---------- Provided information ----------

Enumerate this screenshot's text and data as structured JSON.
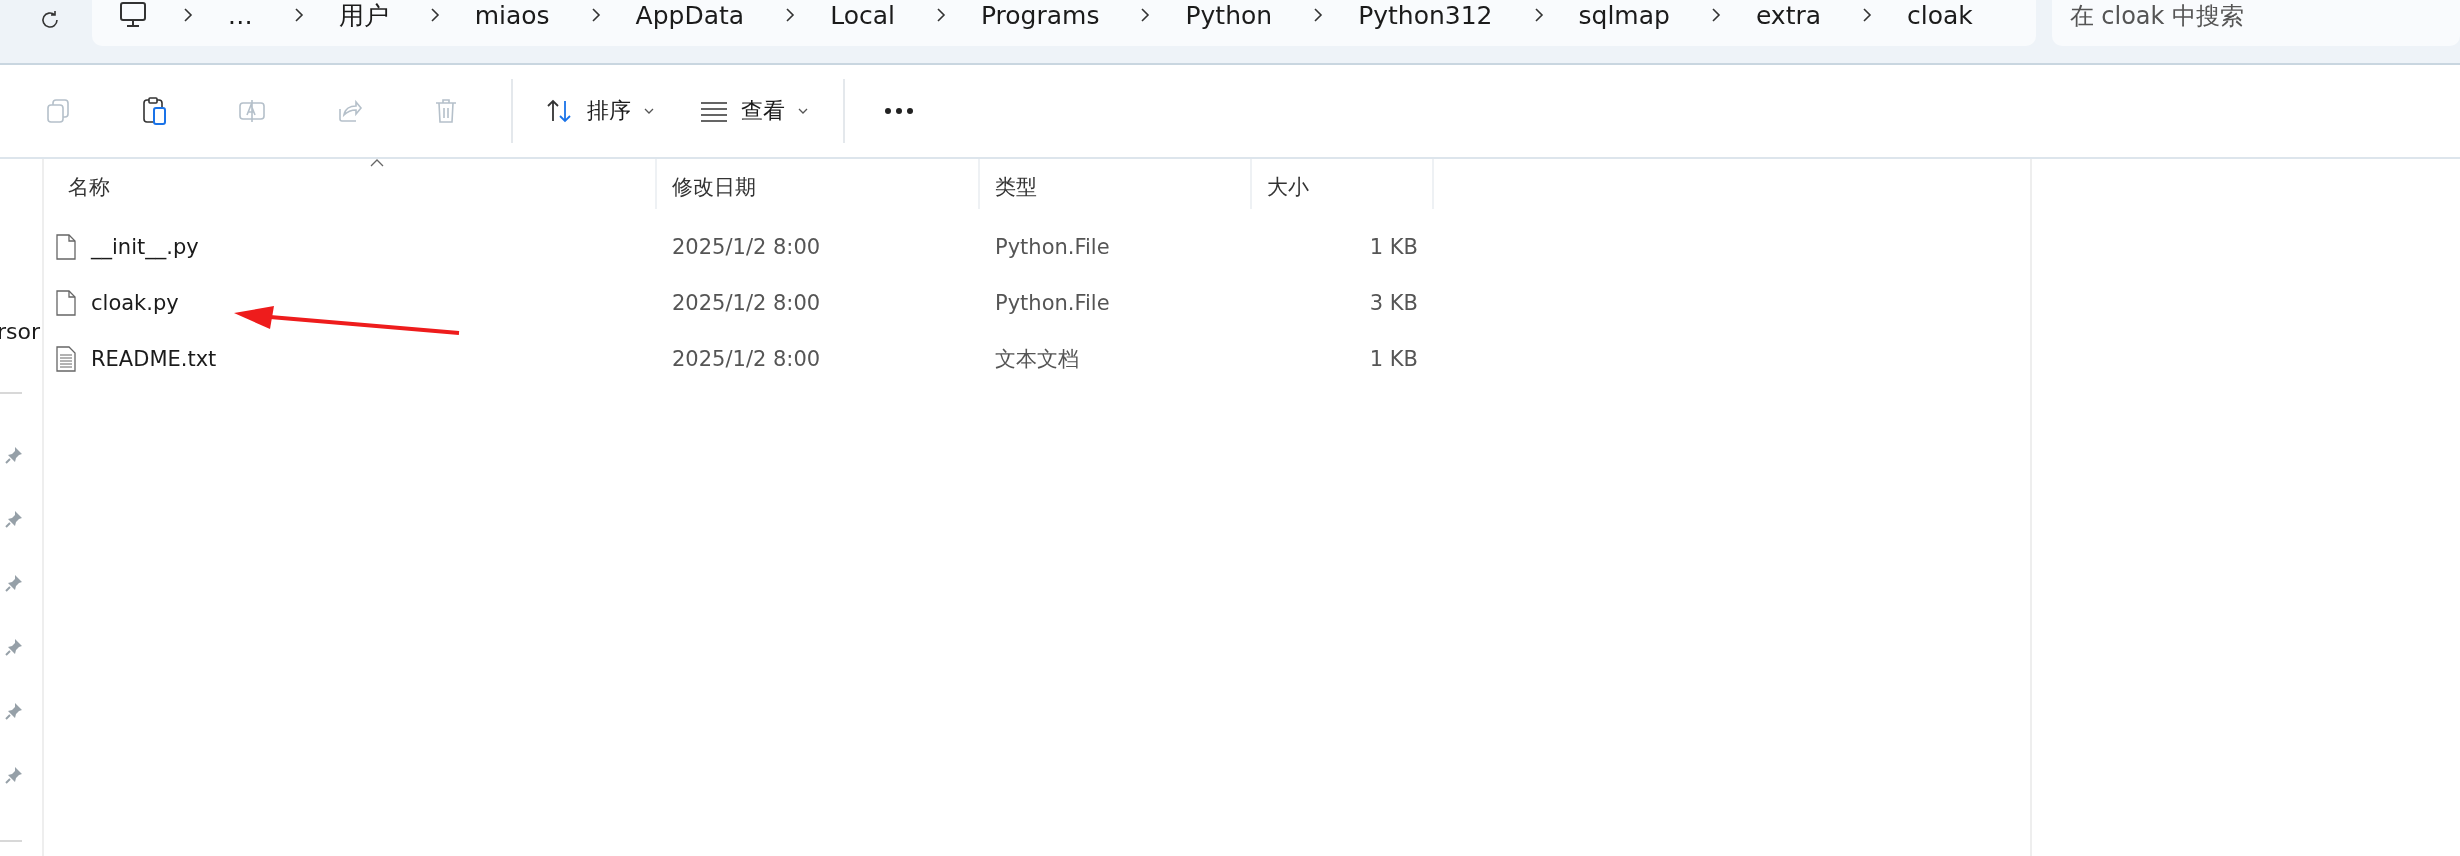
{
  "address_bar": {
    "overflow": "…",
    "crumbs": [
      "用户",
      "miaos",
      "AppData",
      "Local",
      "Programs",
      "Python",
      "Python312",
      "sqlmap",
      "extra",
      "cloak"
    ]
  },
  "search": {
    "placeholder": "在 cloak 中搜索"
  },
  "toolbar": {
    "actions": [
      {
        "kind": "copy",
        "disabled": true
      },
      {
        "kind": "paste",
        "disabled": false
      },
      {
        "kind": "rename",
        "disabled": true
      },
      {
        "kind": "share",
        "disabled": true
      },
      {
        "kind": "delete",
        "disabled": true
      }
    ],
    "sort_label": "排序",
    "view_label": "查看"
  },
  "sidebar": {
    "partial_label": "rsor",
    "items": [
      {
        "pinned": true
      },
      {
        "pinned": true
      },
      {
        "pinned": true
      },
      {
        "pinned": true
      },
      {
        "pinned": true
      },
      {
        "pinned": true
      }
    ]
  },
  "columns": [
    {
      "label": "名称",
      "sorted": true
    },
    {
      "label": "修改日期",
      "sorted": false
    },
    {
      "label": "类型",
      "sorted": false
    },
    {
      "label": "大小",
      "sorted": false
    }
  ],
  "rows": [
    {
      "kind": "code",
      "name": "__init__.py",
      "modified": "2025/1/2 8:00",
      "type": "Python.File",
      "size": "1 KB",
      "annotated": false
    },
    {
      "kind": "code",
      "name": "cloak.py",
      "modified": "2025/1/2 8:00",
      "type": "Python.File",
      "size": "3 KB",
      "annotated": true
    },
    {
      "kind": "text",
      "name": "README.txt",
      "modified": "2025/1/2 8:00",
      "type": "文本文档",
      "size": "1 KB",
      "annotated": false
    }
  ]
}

----------
---------- Provided information ----------

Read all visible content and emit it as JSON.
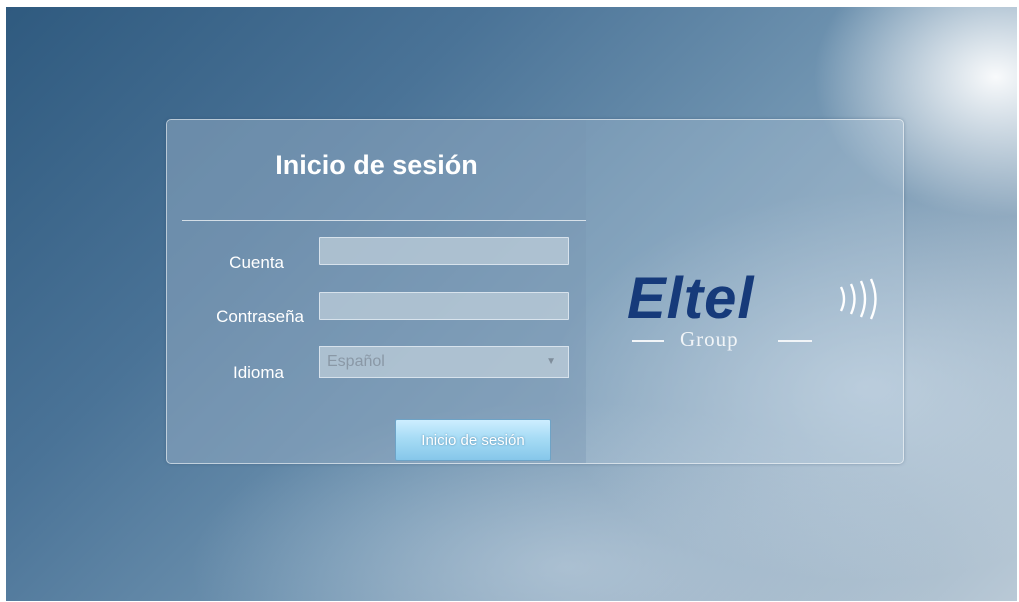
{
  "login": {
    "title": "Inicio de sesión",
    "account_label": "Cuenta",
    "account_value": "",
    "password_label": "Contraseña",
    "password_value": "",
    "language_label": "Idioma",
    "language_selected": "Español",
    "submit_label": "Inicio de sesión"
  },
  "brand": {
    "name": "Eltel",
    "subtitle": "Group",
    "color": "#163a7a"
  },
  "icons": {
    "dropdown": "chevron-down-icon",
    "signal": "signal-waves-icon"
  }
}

----------
---------- Provided information ----------

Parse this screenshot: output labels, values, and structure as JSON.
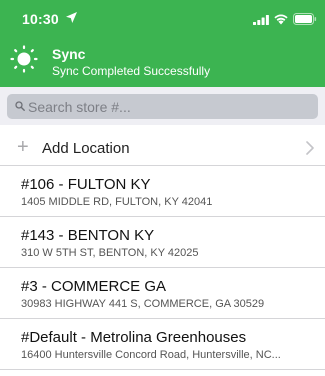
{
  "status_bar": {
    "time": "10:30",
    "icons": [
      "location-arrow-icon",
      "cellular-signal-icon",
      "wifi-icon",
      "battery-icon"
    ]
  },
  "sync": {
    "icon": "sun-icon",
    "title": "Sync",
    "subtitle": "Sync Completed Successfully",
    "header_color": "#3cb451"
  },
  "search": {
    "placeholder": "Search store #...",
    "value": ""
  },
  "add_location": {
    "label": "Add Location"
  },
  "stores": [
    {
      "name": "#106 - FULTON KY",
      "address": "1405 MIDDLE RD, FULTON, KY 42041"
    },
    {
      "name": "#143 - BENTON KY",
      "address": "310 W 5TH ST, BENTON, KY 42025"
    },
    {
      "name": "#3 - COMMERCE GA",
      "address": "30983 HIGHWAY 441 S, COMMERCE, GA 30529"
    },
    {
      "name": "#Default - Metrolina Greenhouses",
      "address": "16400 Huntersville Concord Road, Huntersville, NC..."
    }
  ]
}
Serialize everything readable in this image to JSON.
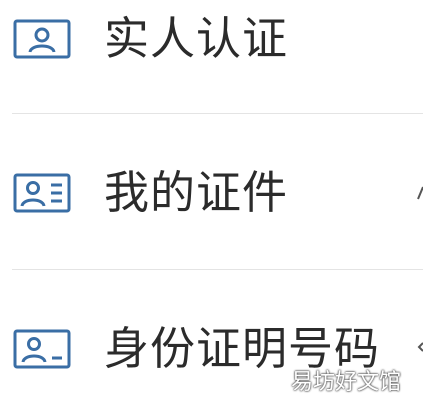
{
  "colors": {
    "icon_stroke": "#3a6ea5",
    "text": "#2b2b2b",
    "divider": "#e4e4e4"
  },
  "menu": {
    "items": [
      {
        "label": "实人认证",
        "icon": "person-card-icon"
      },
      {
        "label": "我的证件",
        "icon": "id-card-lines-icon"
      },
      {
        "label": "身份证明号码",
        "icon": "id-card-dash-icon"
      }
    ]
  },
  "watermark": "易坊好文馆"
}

----------

Problem to work on: Search the data for "cloak". Copy every matching line.

Correct result:
      "cloak"
    "placeholder": "在 cloak 中搜索"
      "name": "cloak.py",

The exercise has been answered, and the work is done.